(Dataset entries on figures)
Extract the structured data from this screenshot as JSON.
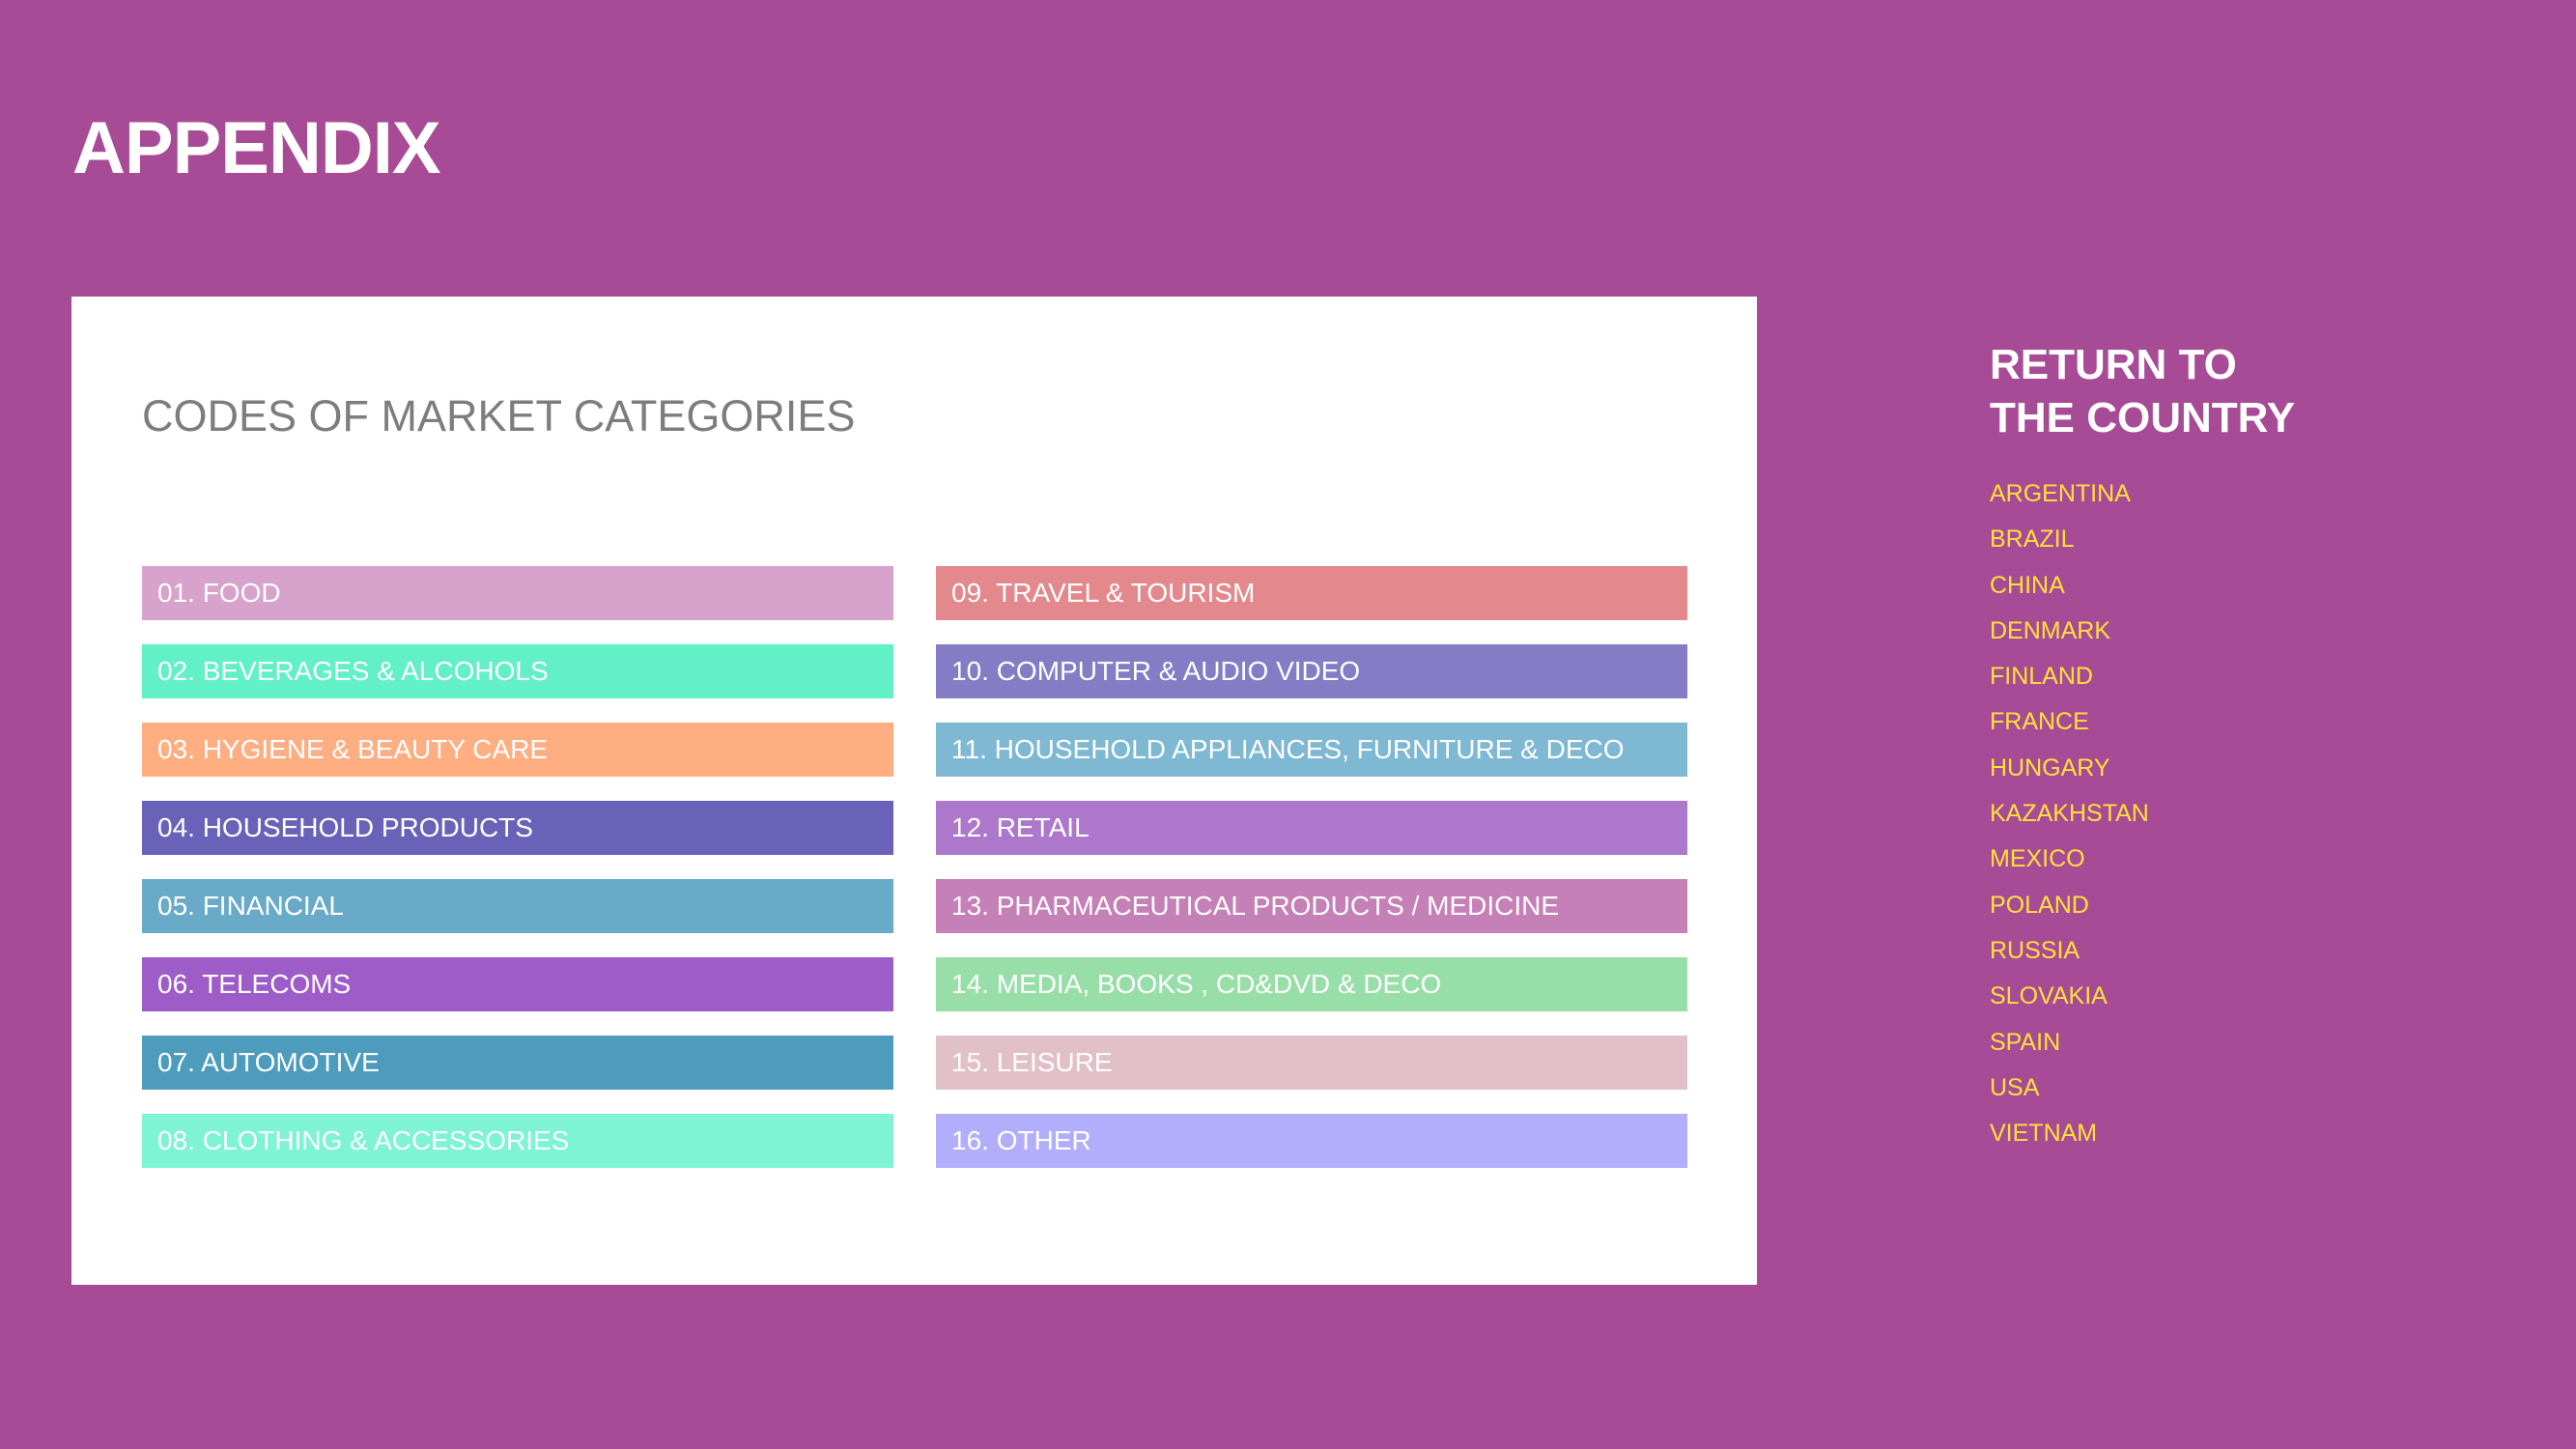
{
  "page": {
    "title": "APPENDIX",
    "background_color": "#a84b96"
  },
  "card": {
    "title": "CODES OF MARKET CATEGORIES",
    "left_column": [
      {
        "label": "01. FOOD",
        "color": "#d7a2cc"
      },
      {
        "label": "02. BEVERAGES & ALCOHOLS",
        "color": "#62f0c6"
      },
      {
        "label": "03. HYGIENE & BEAUTY CARE",
        "color": "#ffae82"
      },
      {
        "label": "04. HOUSEHOLD PRODUCTS",
        "color": "#6a62b8"
      },
      {
        "label": "05. FINANCIAL",
        "color": "#68aac8"
      },
      {
        "label": "06. TELECOMS",
        "color": "#9e5cc8"
      },
      {
        "label": "07. AUTOMOTIVE",
        "color": "#4e9cbd"
      },
      {
        "label": "08. CLOTHING & ACCESSORIES",
        "color": "#7ef4d4"
      }
    ],
    "right_column": [
      {
        "label": "09. TRAVEL & TOURISM",
        "color": "#e3898d"
      },
      {
        "label": "10. COMPUTER & AUDIO VIDEO",
        "color": "#847dc6"
      },
      {
        "label": "11. HOUSEHOLD APPLIANCES, FURNITURE & DECO",
        "color": "#7eb8d2"
      },
      {
        "label": "12. RETAIL",
        "color": "#ad78cc"
      },
      {
        "label": "13. PHARMACEUTICAL PRODUCTS / MEDICINE",
        "color": "#c680b8"
      },
      {
        "label": "14. MEDIA, BOOKS , CD&DVD & DECO",
        "color": "#98dea8"
      },
      {
        "label": "15. LEISURE",
        "color": "#e2c0c8"
      },
      {
        "label": "16. OTHER",
        "color": "#b2aefc"
      }
    ]
  },
  "return_nav": {
    "title_line1": "RETURN TO",
    "title_line2": "THE COUNTRY",
    "countries": [
      "ARGENTINA",
      "BRAZIL",
      "CHINA",
      "DENMARK",
      "FINLAND",
      "FRANCE",
      "HUNGARY",
      "KAZAKHSTAN",
      "MEXICO",
      "POLAND",
      "RUSSIA",
      "SLOVAKIA",
      "SPAIN",
      "USA",
      "VIETNAM"
    ]
  }
}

**Exercise details**:
Replicate the material above verbatim; images stay out of the copy.

**Result below**:
Extract the structured data from this screenshot as JSON.
{
  "page": {
    "title": "APPENDIX",
    "background_color": "#a84b96"
  },
  "card": {
    "title": "CODES OF MARKET CATEGORIES",
    "left_column": [
      {
        "label": "01. FOOD",
        "color": "#d7a2cc"
      },
      {
        "label": "02. BEVERAGES & ALCOHOLS",
        "color": "#62f0c6"
      },
      {
        "label": "03. HYGIENE & BEAUTY CARE",
        "color": "#ffae82"
      },
      {
        "label": "04. HOUSEHOLD PRODUCTS",
        "color": "#6a62b8"
      },
      {
        "label": "05. FINANCIAL",
        "color": "#68aac8"
      },
      {
        "label": "06. TELECOMS",
        "color": "#9e5cc8"
      },
      {
        "label": "07. AUTOMOTIVE",
        "color": "#4e9cbd"
      },
      {
        "label": "08. CLOTHING & ACCESSORIES",
        "color": "#7ef4d4"
      }
    ],
    "right_column": [
      {
        "label": "09. TRAVEL & TOURISM",
        "color": "#e3898d"
      },
      {
        "label": "10. COMPUTER & AUDIO VIDEO",
        "color": "#847dc6"
      },
      {
        "label": "11. HOUSEHOLD APPLIANCES, FURNITURE & DECO",
        "color": "#7eb8d2"
      },
      {
        "label": "12. RETAIL",
        "color": "#ad78cc"
      },
      {
        "label": "13. PHARMACEUTICAL PRODUCTS / MEDICINE",
        "color": "#c680b8"
      },
      {
        "label": "14. MEDIA, BOOKS , CD&DVD & DECO",
        "color": "#98dea8"
      },
      {
        "label": "15. LEISURE",
        "color": "#e2c0c8"
      },
      {
        "label": "16. OTHER",
        "color": "#b2aefc"
      }
    ]
  },
  "return_nav": {
    "title_line1": "RETURN TO",
    "title_line2": "THE COUNTRY",
    "countries": [
      "ARGENTINA",
      "BRAZIL",
      "CHINA",
      "DENMARK",
      "FINLAND",
      "FRANCE",
      "HUNGARY",
      "KAZAKHSTAN",
      "MEXICO",
      "POLAND",
      "RUSSIA",
      "SLOVAKIA",
      "SPAIN",
      "USA",
      "VIETNAM"
    ]
  }
}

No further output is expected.